■ **MATERIAL FOR THE TASK**
— Start —

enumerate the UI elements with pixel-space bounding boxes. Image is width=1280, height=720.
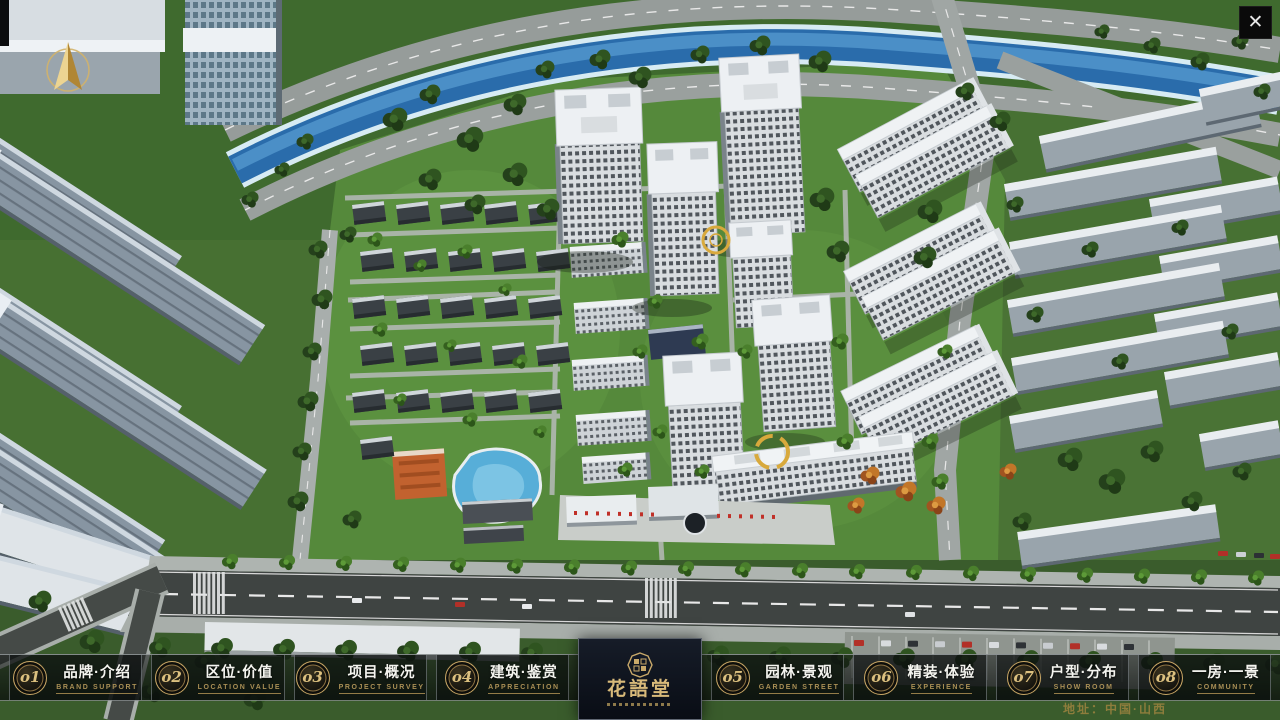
- menu-number-badge: o1: [13, 661, 47, 695]
- menu-item-garden-landscape[interactable]: o5 园林·景观GARDEN STREET: [711, 655, 844, 700]
- menu-item-architecture-appreciation[interactable]: o4 建筑·鉴赏APPRECIATION: [436, 655, 569, 700]
- menu-label-en: GARDEN STREET: [759, 684, 840, 694]
- menu-label-en: APPRECIATION: [488, 684, 560, 694]
- menu-label-en: LOCATION VALUE: [198, 684, 282, 694]
- gate-emblem: [684, 512, 706, 534]
- compass-icon: [40, 34, 100, 100]
- menu-label-cn: 一房·一景: [1192, 661, 1260, 682]
- aerial-rendering: [0, 0, 1280, 720]
- seal-icon: [627, 652, 653, 678]
- logo-subtitle-line: [607, 703, 673, 706]
- presentation-window: ✕ o1 品牌·介绍BRAND SUPPORT o2 区位·价值LOCATION…: [0, 0, 1280, 720]
- menu-item-interior-experience[interactable]: o6 精装·体验EXPERIENCE: [853, 655, 986, 700]
- menu-label-en: PROJECT SURVEY: [339, 684, 425, 694]
- angled-towers: [837, 77, 1027, 475]
- menu-label-en: EXPERIENCE: [911, 684, 972, 694]
- menu-label-cn: 户型·分布: [1050, 661, 1118, 682]
- menu-label-cn: 建筑·鉴赏: [490, 661, 558, 682]
- menu-item-brand-intro[interactable]: o1 品牌·介绍BRAND SUPPORT: [9, 655, 142, 700]
- menu-number-badge: o2: [155, 661, 189, 695]
- screen-edge-strip: [0, 0, 9, 46]
- orange-building: [392, 448, 447, 500]
- menu-item-one-room-one-view[interactable]: o8 一房·一景COMMUNITY: [1138, 655, 1271, 700]
- close-button[interactable]: ✕: [1239, 6, 1272, 39]
- menu-number-badge: o5: [716, 661, 750, 695]
- menu-label-cn: 精装·体验: [907, 661, 975, 682]
- close-icon: ✕: [1248, 11, 1264, 34]
- bottom-menu-bar: o1 品牌·介绍BRAND SUPPORT o2 区位·价值LOCATION V…: [0, 654, 1280, 701]
- menu-label-cn: 园林·景观: [765, 661, 833, 682]
- menu-number-badge: o8: [1149, 661, 1183, 695]
- menu-item-location-value[interactable]: o2 区位·价值LOCATION VALUE: [151, 655, 284, 700]
- menu-number-badge: o6: [864, 661, 898, 695]
- menu-number-badge: o3: [296, 661, 330, 695]
- project-logo-panel[interactable]: 花語堂: [578, 638, 702, 720]
- menu-item-floorplan-distribution[interactable]: o7 户型·分布SHOW ROOM: [996, 655, 1129, 700]
- menu-label-en: COMMUNITY: [1197, 684, 1255, 694]
- menu-number-badge: o7: [1007, 661, 1041, 695]
- project-name: 花語堂: [607, 679, 673, 700]
- menu-label-en: BRAND SUPPORT: [56, 684, 138, 694]
- menu-label-en: SHOW ROOM: [1054, 684, 1114, 694]
- menu-label-cn: 项目·概况: [348, 661, 416, 682]
- menu-item-project-overview[interactable]: o3 项目·概况PROJECT SURVEY: [294, 655, 427, 700]
- project-address: 地址：中国·山西: [1063, 700, 1167, 717]
- menu-number-badge: o4: [445, 661, 479, 695]
- menu-label-cn: 区位·价值: [205, 661, 273, 682]
- menu-label-cn: 品牌·介绍: [63, 661, 131, 682]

— End —

■ **PROMPT**
Please rewrite all of the rows above, changing each "menu-number-badge" to "menu-index-badge" and leaving everything else unchanged. Omit the picture placeholders.

■ **OUTPUT OF THE EXERCISE**
enumerate the UI elements with pixel-space bounding boxes. Image is width=1280, height=720.
- menu-index-badge: o1: [13, 661, 47, 695]
- menu-item-garden-landscape[interactable]: o5 园林·景观GARDEN STREET: [711, 655, 844, 700]
- menu-item-architecture-appreciation[interactable]: o4 建筑·鉴赏APPRECIATION: [436, 655, 569, 700]
- menu-label-en: GARDEN STREET: [759, 684, 840, 694]
- menu-label-en: APPRECIATION: [488, 684, 560, 694]
- menu-label-en: LOCATION VALUE: [198, 684, 282, 694]
- gate-emblem: [684, 512, 706, 534]
- compass-icon: [40, 34, 100, 100]
- menu-label-cn: 一房·一景: [1192, 661, 1260, 682]
- aerial-rendering: [0, 0, 1280, 720]
- seal-icon: [627, 652, 653, 678]
- logo-subtitle-line: [607, 703, 673, 706]
- presentation-window: ✕ o1 品牌·介绍BRAND SUPPORT o2 区位·价值LOCATION…: [0, 0, 1280, 720]
- menu-item-interior-experience[interactable]: o6 精装·体验EXPERIENCE: [853, 655, 986, 700]
- menu-label-en: PROJECT SURVEY: [339, 684, 425, 694]
- angled-towers: [837, 77, 1027, 475]
- menu-label-en: EXPERIENCE: [911, 684, 972, 694]
- menu-label-cn: 户型·分布: [1050, 661, 1118, 682]
- menu-label-cn: 建筑·鉴赏: [490, 661, 558, 682]
- menu-item-brand-intro[interactable]: o1 品牌·介绍BRAND SUPPORT: [9, 655, 142, 700]
- menu-index-badge: o2: [155, 661, 189, 695]
- screen-edge-strip: [0, 0, 9, 46]
- orange-building: [392, 448, 447, 500]
- menu-item-one-room-one-view[interactable]: o8 一房·一景COMMUNITY: [1138, 655, 1271, 700]
- close-button[interactable]: ✕: [1239, 6, 1272, 39]
- menu-index-badge: o5: [716, 661, 750, 695]
- menu-label-cn: 精装·体验: [907, 661, 975, 682]
- close-icon: ✕: [1248, 11, 1264, 34]
- bottom-menu-bar: o1 品牌·介绍BRAND SUPPORT o2 区位·价值LOCATION V…: [0, 654, 1280, 701]
- menu-label-cn: 园林·景观: [765, 661, 833, 682]
- menu-index-badge: o8: [1149, 661, 1183, 695]
- menu-item-location-value[interactable]: o2 区位·价值LOCATION VALUE: [151, 655, 284, 700]
- menu-index-badge: o6: [864, 661, 898, 695]
- menu-index-badge: o3: [296, 661, 330, 695]
- project-logo-panel[interactable]: 花語堂: [578, 638, 702, 720]
- menu-item-floorplan-distribution[interactable]: o7 户型·分布SHOW ROOM: [996, 655, 1129, 700]
- menu-label-en: COMMUNITY: [1197, 684, 1255, 694]
- menu-index-badge: o7: [1007, 661, 1041, 695]
- project-name: 花語堂: [607, 679, 673, 700]
- menu-label-en: BRAND SUPPORT: [56, 684, 138, 694]
- menu-label-en: SHOW ROOM: [1054, 684, 1114, 694]
- menu-label-cn: 项目·概况: [348, 661, 416, 682]
- menu-item-project-overview[interactable]: o3 项目·概况PROJECT SURVEY: [294, 655, 427, 700]
- project-address: 地址：中国·山西: [1063, 700, 1167, 717]
- menu-index-badge: o4: [445, 661, 479, 695]
- menu-label-cn: 区位·价值: [205, 661, 273, 682]
- menu-label-cn: 品牌·介绍: [63, 661, 131, 682]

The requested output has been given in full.